Problem statement: Among the entries below, count the lines that contain the word "Franche". Write down only the total.

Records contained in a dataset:
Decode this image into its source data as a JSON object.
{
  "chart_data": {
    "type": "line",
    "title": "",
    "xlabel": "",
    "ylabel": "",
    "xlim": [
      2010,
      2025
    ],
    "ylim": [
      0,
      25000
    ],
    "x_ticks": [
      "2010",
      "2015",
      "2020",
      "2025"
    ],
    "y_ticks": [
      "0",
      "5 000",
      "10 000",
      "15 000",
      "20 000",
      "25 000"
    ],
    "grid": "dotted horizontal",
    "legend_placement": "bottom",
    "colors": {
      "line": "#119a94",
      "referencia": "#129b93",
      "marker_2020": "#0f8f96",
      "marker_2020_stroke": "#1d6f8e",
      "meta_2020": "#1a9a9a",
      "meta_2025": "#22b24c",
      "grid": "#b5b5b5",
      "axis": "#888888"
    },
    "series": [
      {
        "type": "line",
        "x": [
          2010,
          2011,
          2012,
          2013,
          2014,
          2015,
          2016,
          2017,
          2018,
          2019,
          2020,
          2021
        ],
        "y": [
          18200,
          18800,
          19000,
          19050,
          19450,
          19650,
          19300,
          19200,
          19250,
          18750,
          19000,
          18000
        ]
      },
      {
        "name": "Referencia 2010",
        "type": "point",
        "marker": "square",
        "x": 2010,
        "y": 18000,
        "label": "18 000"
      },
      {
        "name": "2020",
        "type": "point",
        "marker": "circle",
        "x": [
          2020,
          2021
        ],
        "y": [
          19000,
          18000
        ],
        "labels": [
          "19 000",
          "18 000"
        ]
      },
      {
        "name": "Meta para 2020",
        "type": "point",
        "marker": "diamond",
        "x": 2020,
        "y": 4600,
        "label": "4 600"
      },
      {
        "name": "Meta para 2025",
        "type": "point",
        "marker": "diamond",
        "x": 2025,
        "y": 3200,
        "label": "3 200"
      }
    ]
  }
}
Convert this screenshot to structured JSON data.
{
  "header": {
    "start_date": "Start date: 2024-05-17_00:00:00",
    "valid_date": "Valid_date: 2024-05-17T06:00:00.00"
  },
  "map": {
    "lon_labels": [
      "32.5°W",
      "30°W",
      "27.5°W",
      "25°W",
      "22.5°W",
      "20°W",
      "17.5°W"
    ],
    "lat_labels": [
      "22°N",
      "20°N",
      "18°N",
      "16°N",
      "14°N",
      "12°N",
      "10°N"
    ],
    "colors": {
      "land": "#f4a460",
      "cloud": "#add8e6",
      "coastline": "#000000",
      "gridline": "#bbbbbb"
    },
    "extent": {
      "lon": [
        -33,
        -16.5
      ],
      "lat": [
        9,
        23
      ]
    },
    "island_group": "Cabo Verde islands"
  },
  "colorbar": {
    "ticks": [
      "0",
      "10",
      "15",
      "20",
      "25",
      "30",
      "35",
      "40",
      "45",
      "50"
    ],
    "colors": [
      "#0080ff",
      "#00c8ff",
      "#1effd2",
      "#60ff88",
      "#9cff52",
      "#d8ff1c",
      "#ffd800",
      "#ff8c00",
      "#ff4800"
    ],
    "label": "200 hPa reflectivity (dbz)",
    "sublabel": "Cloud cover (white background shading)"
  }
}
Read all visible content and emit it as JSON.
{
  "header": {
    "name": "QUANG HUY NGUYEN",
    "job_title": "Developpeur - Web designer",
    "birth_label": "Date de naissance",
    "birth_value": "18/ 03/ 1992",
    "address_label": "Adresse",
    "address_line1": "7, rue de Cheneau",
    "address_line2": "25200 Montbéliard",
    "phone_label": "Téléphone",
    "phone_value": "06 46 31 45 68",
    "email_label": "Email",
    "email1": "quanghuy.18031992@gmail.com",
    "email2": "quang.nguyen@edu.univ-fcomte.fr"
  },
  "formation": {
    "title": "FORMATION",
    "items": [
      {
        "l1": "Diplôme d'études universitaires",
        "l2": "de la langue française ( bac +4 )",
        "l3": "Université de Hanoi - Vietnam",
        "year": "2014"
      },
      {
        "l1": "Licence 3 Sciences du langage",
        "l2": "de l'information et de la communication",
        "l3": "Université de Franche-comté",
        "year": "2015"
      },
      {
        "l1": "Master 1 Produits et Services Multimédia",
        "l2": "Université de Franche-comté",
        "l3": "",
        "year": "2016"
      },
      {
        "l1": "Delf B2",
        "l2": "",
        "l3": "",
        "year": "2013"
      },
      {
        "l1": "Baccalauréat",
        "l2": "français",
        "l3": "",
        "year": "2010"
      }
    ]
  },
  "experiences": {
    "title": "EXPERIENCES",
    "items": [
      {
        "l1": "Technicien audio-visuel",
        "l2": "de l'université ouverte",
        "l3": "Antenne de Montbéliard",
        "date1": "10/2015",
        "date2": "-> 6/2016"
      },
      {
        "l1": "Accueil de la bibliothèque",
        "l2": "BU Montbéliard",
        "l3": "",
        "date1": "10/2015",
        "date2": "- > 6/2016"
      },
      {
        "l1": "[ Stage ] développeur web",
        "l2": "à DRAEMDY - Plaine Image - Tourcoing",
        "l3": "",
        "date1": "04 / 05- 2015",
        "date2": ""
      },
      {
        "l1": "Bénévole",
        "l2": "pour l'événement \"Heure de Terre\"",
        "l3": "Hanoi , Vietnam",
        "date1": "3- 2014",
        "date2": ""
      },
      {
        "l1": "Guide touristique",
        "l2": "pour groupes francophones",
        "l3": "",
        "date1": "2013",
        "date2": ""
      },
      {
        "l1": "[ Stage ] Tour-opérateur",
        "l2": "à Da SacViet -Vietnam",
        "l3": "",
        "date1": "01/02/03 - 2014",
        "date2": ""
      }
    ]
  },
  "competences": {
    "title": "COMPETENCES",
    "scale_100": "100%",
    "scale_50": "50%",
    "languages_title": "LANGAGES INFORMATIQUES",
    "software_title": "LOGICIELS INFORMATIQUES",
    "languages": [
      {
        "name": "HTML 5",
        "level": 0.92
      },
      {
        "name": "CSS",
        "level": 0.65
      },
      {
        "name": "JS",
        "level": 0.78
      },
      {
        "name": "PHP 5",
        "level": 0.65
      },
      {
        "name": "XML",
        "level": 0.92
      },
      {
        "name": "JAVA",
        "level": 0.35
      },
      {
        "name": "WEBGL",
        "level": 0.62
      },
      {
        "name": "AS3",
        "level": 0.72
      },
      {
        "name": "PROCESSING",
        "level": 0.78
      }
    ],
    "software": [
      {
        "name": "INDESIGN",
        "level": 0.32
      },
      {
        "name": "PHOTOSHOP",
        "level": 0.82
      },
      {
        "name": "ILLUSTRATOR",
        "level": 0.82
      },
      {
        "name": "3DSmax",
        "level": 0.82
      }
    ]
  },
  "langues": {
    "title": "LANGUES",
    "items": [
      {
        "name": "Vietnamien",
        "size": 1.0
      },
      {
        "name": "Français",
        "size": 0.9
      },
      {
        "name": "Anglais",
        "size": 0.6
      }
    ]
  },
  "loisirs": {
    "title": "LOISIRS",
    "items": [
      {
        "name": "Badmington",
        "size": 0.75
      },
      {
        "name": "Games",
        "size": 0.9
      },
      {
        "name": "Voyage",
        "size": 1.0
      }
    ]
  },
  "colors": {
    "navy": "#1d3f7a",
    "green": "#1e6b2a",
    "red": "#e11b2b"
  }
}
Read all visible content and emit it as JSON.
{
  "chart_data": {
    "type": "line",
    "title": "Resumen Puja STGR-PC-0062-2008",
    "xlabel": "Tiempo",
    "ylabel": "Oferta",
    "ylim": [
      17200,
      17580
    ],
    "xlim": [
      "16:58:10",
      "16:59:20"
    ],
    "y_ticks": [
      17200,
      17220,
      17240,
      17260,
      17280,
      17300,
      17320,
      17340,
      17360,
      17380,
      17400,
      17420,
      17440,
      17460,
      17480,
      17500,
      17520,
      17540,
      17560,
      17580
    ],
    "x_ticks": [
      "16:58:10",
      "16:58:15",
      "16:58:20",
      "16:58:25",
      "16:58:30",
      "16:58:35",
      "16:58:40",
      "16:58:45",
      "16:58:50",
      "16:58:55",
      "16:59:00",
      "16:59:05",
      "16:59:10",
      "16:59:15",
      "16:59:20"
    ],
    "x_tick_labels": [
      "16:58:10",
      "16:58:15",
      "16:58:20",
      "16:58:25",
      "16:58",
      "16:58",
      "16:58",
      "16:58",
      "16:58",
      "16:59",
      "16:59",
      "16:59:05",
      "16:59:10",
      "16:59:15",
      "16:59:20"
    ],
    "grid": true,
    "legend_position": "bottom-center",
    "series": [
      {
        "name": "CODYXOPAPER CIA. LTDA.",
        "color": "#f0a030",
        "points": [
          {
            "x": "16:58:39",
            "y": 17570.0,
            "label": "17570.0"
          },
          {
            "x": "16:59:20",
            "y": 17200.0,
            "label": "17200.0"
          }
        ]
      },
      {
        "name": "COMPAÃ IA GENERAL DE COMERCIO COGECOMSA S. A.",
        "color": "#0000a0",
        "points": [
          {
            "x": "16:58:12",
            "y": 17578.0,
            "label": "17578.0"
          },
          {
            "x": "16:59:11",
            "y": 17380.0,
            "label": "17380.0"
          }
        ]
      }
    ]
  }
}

Result below: 2